__What is expected__. Each line that includes "text" counts once; give the total and nothing besides.

__Provided entries__.
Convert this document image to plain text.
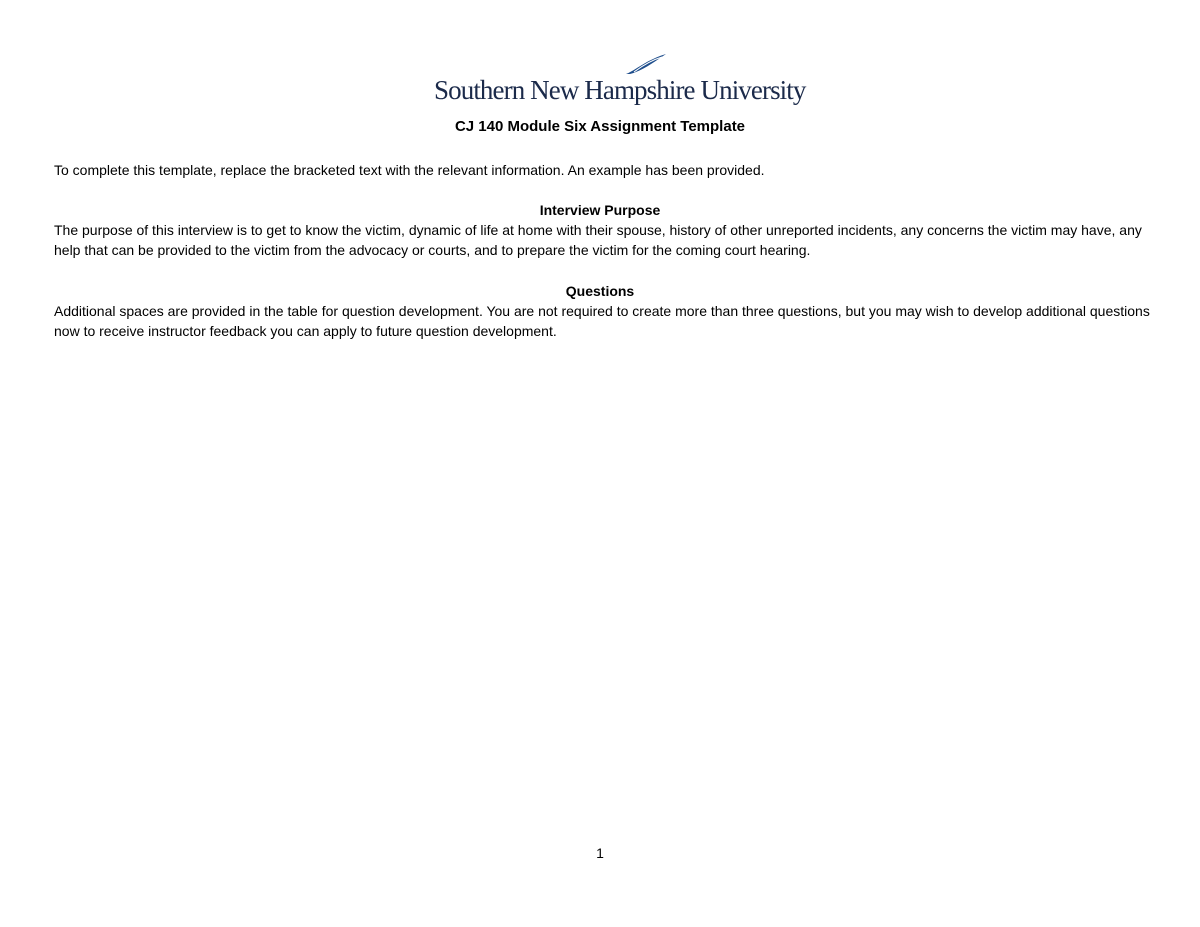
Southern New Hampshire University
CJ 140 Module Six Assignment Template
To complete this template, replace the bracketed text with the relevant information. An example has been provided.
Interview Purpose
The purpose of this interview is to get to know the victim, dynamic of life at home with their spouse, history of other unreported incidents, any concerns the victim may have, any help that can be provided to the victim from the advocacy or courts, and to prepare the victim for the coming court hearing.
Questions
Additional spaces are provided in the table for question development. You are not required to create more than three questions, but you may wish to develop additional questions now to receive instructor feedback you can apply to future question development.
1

--

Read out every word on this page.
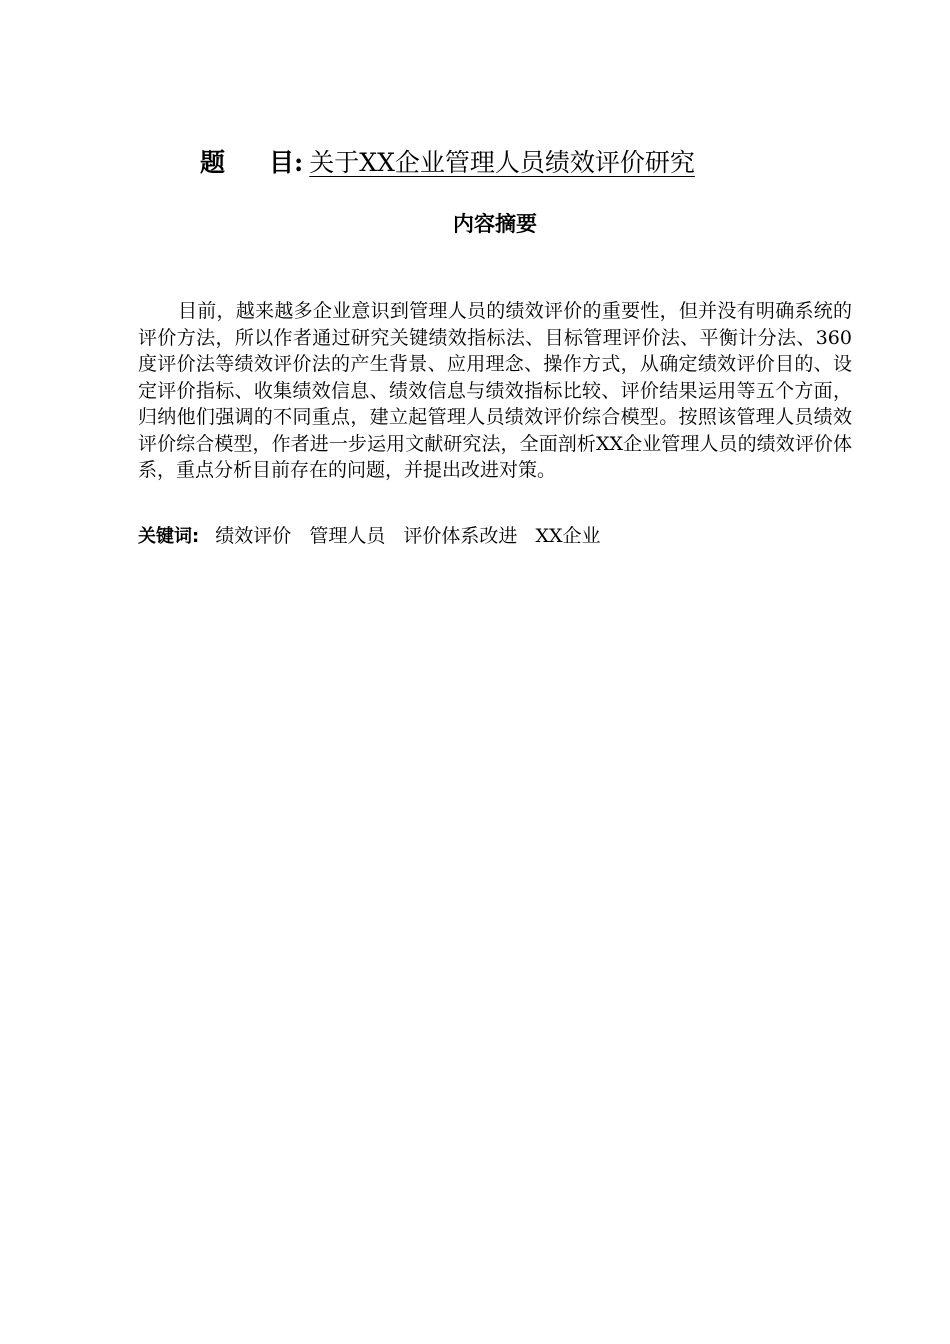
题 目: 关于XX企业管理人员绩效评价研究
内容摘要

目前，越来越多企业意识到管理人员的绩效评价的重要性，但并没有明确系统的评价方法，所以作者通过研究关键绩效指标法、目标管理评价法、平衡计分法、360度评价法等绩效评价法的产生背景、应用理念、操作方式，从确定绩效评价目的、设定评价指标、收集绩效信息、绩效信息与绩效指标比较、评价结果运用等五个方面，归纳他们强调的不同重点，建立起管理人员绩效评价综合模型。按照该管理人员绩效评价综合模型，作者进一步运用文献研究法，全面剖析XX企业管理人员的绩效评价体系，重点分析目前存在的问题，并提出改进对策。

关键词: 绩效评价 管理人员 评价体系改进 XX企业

__Full answer__. 2